[Stated exercise]:
Pictures do not belong in the copy; quote every entry below exactly.
■ ■ ■ ■ ■ ■ ■
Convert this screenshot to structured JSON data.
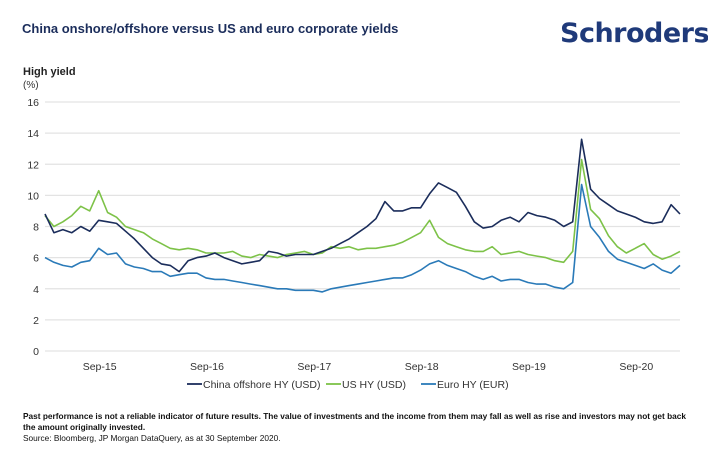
{
  "header": {
    "title": "China onshore/offshore versus US and euro corporate yields",
    "brand": "Schroders"
  },
  "footer": {
    "disclaimer": "Past performance is not a reliable indicator of future results. The value of investments and the income from them may fall as well as rise and investors may not get back the amount originally invested.",
    "source": "Source: Bloomberg, JP Morgan DataQuery, as at 30 September 2020."
  },
  "chart_data": {
    "type": "line",
    "title": "China onshore/offshore versus US and euro corporate yields",
    "ylabel": "High yield",
    "yunit": "(%)",
    "xlabel": "",
    "ylim": [
      0,
      16
    ],
    "yticks": [
      0,
      2,
      4,
      6,
      8,
      10,
      12,
      14,
      16
    ],
    "ytick_labels": [
      "0",
      "2",
      "4",
      "6",
      "8",
      "10",
      "12",
      "14",
      "16"
    ],
    "xtick_labels": [
      "Sep-15",
      "Sep-16",
      "Sep-17",
      "Sep-18",
      "Sep-19",
      "Sep-20"
    ],
    "xtick_index": [
      6,
      18,
      30,
      42,
      54,
      66
    ],
    "grid": true,
    "legend_position": "bottom",
    "x": [
      "Mar-15",
      "Apr-15",
      "May-15",
      "Jun-15",
      "Jul-15",
      "Aug-15",
      "Sep-15",
      "Oct-15",
      "Nov-15",
      "Dec-15",
      "Jan-16",
      "Feb-16",
      "Mar-16",
      "Apr-16",
      "May-16",
      "Jun-16",
      "Jul-16",
      "Aug-16",
      "Sep-16",
      "Oct-16",
      "Nov-16",
      "Dec-16",
      "Jan-17",
      "Feb-17",
      "Mar-17",
      "Apr-17",
      "May-17",
      "Jun-17",
      "Jul-17",
      "Aug-17",
      "Sep-17",
      "Oct-17",
      "Nov-17",
      "Dec-17",
      "Jan-18",
      "Feb-18",
      "Mar-18",
      "Apr-18",
      "May-18",
      "Jun-18",
      "Jul-18",
      "Aug-18",
      "Sep-18",
      "Oct-18",
      "Nov-18",
      "Dec-18",
      "Jan-19",
      "Feb-19",
      "Mar-19",
      "Apr-19",
      "May-19",
      "Jun-19",
      "Jul-19",
      "Aug-19",
      "Sep-19",
      "Oct-19",
      "Nov-19",
      "Dec-19",
      "Jan-20",
      "Feb-20",
      "Mar-20",
      "Apr-20",
      "May-20",
      "Jun-20",
      "Jul-20",
      "Aug-20",
      "Sep-20",
      "Oct-20",
      "Nov-20",
      "Dec-20",
      "Jan-21",
      "Feb-21"
    ],
    "series": [
      {
        "name": "China offshore HY (USD)",
        "color": "#1b2d5b",
        "values": [
          8.8,
          7.6,
          7.8,
          7.6,
          8.0,
          7.7,
          8.4,
          8.3,
          8.2,
          7.7,
          7.2,
          6.6,
          6.0,
          5.6,
          5.5,
          5.1,
          5.8,
          6.0,
          6.1,
          6.3,
          6.0,
          5.8,
          5.6,
          5.7,
          5.8,
          6.4,
          6.3,
          6.1,
          6.2,
          6.2,
          6.2,
          6.4,
          6.6,
          6.9,
          7.2,
          7.6,
          8.0,
          8.5,
          9.6,
          9.0,
          9.0,
          9.2,
          9.2,
          10.1,
          10.8,
          10.5,
          10.2,
          9.3,
          8.3,
          7.9,
          8.0,
          8.4,
          8.6,
          8.3,
          8.9,
          8.7,
          8.6,
          8.4,
          8.0,
          8.3,
          13.6,
          10.4,
          9.8,
          9.4,
          9.0,
          8.8,
          8.6,
          8.3,
          8.2,
          8.3,
          9.4,
          8.8
        ]
      },
      {
        "name": "US HY (USD)",
        "color": "#7dc248",
        "values": [
          8.7,
          8.0,
          8.3,
          8.7,
          9.3,
          9.0,
          10.3,
          8.9,
          8.6,
          8.0,
          7.8,
          7.6,
          7.2,
          6.9,
          6.6,
          6.5,
          6.6,
          6.5,
          6.3,
          6.3,
          6.3,
          6.4,
          6.1,
          6.0,
          6.2,
          6.1,
          6.0,
          6.2,
          6.3,
          6.4,
          6.2,
          6.3,
          6.7,
          6.6,
          6.7,
          6.5,
          6.6,
          6.6,
          6.7,
          6.8,
          7.0,
          7.3,
          7.6,
          8.4,
          7.3,
          6.9,
          6.7,
          6.5,
          6.4,
          6.4,
          6.7,
          6.2,
          6.3,
          6.4,
          6.2,
          6.1,
          6.0,
          5.8,
          5.7,
          6.4,
          12.3,
          9.1,
          8.5,
          7.4,
          6.7,
          6.3,
          6.6,
          6.9,
          6.2,
          5.9,
          6.1,
          6.4
        ]
      },
      {
        "name": "Euro HY (EUR)",
        "color": "#2a7ab8",
        "values": [
          6.0,
          5.7,
          5.5,
          5.4,
          5.7,
          5.8,
          6.6,
          6.2,
          6.3,
          5.6,
          5.4,
          5.3,
          5.1,
          5.1,
          4.8,
          4.9,
          5.0,
          5.0,
          4.7,
          4.6,
          4.6,
          4.5,
          4.4,
          4.3,
          4.2,
          4.1,
          4.0,
          4.0,
          3.9,
          3.9,
          3.9,
          3.8,
          4.0,
          4.1,
          4.2,
          4.3,
          4.4,
          4.5,
          4.6,
          4.7,
          4.7,
          4.9,
          5.2,
          5.6,
          5.8,
          5.5,
          5.3,
          5.1,
          4.8,
          4.6,
          4.8,
          4.5,
          4.6,
          4.6,
          4.4,
          4.3,
          4.3,
          4.1,
          4.0,
          4.4,
          10.7,
          8.0,
          7.3,
          6.4,
          5.9,
          5.7,
          5.5,
          5.3,
          5.6,
          5.2,
          5.0,
          5.5
        ]
      }
    ]
  }
}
■ ■ ■ ■ ■ ■ ■
[Full answer]:
Convert this screenshot to structured JSON data.
{
  "header": {
    "title": "China onshore/offshore versus US and euro corporate yields",
    "brand": "Schroders"
  },
  "footer": {
    "disclaimer": "Past performance is not a reliable indicator of future results. The value of investments and the income from them may fall as well as rise and investors may not get back the amount originally invested.",
    "source": "Source: Bloomberg, JP Morgan DataQuery, as at 30 September 2020."
  },
  "chart_data": {
    "type": "line",
    "title": "China onshore/offshore versus US and euro corporate yields",
    "ylabel": "High yield",
    "yunit": "(%)",
    "xlabel": "",
    "ylim": [
      0,
      16
    ],
    "yticks": [
      0,
      2,
      4,
      6,
      8,
      10,
      12,
      14,
      16
    ],
    "ytick_labels": [
      "0",
      "2",
      "4",
      "6",
      "8",
      "10",
      "12",
      "14",
      "16"
    ],
    "xtick_labels": [
      "Sep-15",
      "Sep-16",
      "Sep-17",
      "Sep-18",
      "Sep-19",
      "Sep-20"
    ],
    "xtick_index": [
      6,
      18,
      30,
      42,
      54,
      66
    ],
    "grid": true,
    "legend_position": "bottom",
    "x": [
      "Mar-15",
      "Apr-15",
      "May-15",
      "Jun-15",
      "Jul-15",
      "Aug-15",
      "Sep-15",
      "Oct-15",
      "Nov-15",
      "Dec-15",
      "Jan-16",
      "Feb-16",
      "Mar-16",
      "Apr-16",
      "May-16",
      "Jun-16",
      "Jul-16",
      "Aug-16",
      "Sep-16",
      "Oct-16",
      "Nov-16",
      "Dec-16",
      "Jan-17",
      "Feb-17",
      "Mar-17",
      "Apr-17",
      "May-17",
      "Jun-17",
      "Jul-17",
      "Aug-17",
      "Sep-17",
      "Oct-17",
      "Nov-17",
      "Dec-17",
      "Jan-18",
      "Feb-18",
      "Mar-18",
      "Apr-18",
      "May-18",
      "Jun-18",
      "Jul-18",
      "Aug-18",
      "Sep-18",
      "Oct-18",
      "Nov-18",
      "Dec-18",
      "Jan-19",
      "Feb-19",
      "Mar-19",
      "Apr-19",
      "May-19",
      "Jun-19",
      "Jul-19",
      "Aug-19",
      "Sep-19",
      "Oct-19",
      "Nov-19",
      "Dec-19",
      "Jan-20",
      "Feb-20",
      "Mar-20",
      "Apr-20",
      "May-20",
      "Jun-20",
      "Jul-20",
      "Aug-20",
      "Sep-20",
      "Oct-20",
      "Nov-20",
      "Dec-20",
      "Jan-21",
      "Feb-21"
    ],
    "series": [
      {
        "name": "China offshore HY (USD)",
        "color": "#1b2d5b",
        "values": [
          8.8,
          7.6,
          7.8,
          7.6,
          8.0,
          7.7,
          8.4,
          8.3,
          8.2,
          7.7,
          7.2,
          6.6,
          6.0,
          5.6,
          5.5,
          5.1,
          5.8,
          6.0,
          6.1,
          6.3,
          6.0,
          5.8,
          5.6,
          5.7,
          5.8,
          6.4,
          6.3,
          6.1,
          6.2,
          6.2,
          6.2,
          6.4,
          6.6,
          6.9,
          7.2,
          7.6,
          8.0,
          8.5,
          9.6,
          9.0,
          9.0,
          9.2,
          9.2,
          10.1,
          10.8,
          10.5,
          10.2,
          9.3,
          8.3,
          7.9,
          8.0,
          8.4,
          8.6,
          8.3,
          8.9,
          8.7,
          8.6,
          8.4,
          8.0,
          8.3,
          13.6,
          10.4,
          9.8,
          9.4,
          9.0,
          8.8,
          8.6,
          8.3,
          8.2,
          8.3,
          9.4,
          8.8
        ]
      },
      {
        "name": "US HY (USD)",
        "color": "#7dc248",
        "values": [
          8.7,
          8.0,
          8.3,
          8.7,
          9.3,
          9.0,
          10.3,
          8.9,
          8.6,
          8.0,
          7.8,
          7.6,
          7.2,
          6.9,
          6.6,
          6.5,
          6.6,
          6.5,
          6.3,
          6.3,
          6.3,
          6.4,
          6.1,
          6.0,
          6.2,
          6.1,
          6.0,
          6.2,
          6.3,
          6.4,
          6.2,
          6.3,
          6.7,
          6.6,
          6.7,
          6.5,
          6.6,
          6.6,
          6.7,
          6.8,
          7.0,
          7.3,
          7.6,
          8.4,
          7.3,
          6.9,
          6.7,
          6.5,
          6.4,
          6.4,
          6.7,
          6.2,
          6.3,
          6.4,
          6.2,
          6.1,
          6.0,
          5.8,
          5.7,
          6.4,
          12.3,
          9.1,
          8.5,
          7.4,
          6.7,
          6.3,
          6.6,
          6.9,
          6.2,
          5.9,
          6.1,
          6.4
        ]
      },
      {
        "name": "Euro HY (EUR)",
        "color": "#2a7ab8",
        "values": [
          6.0,
          5.7,
          5.5,
          5.4,
          5.7,
          5.8,
          6.6,
          6.2,
          6.3,
          5.6,
          5.4,
          5.3,
          5.1,
          5.1,
          4.8,
          4.9,
          5.0,
          5.0,
          4.7,
          4.6,
          4.6,
          4.5,
          4.4,
          4.3,
          4.2,
          4.1,
          4.0,
          4.0,
          3.9,
          3.9,
          3.9,
          3.8,
          4.0,
          4.1,
          4.2,
          4.3,
          4.4,
          4.5,
          4.6,
          4.7,
          4.7,
          4.9,
          5.2,
          5.6,
          5.8,
          5.5,
          5.3,
          5.1,
          4.8,
          4.6,
          4.8,
          4.5,
          4.6,
          4.6,
          4.4,
          4.3,
          4.3,
          4.1,
          4.0,
          4.4,
          10.7,
          8.0,
          7.3,
          6.4,
          5.9,
          5.7,
          5.5,
          5.3,
          5.6,
          5.2,
          5.0,
          5.5
        ]
      }
    ]
  }
}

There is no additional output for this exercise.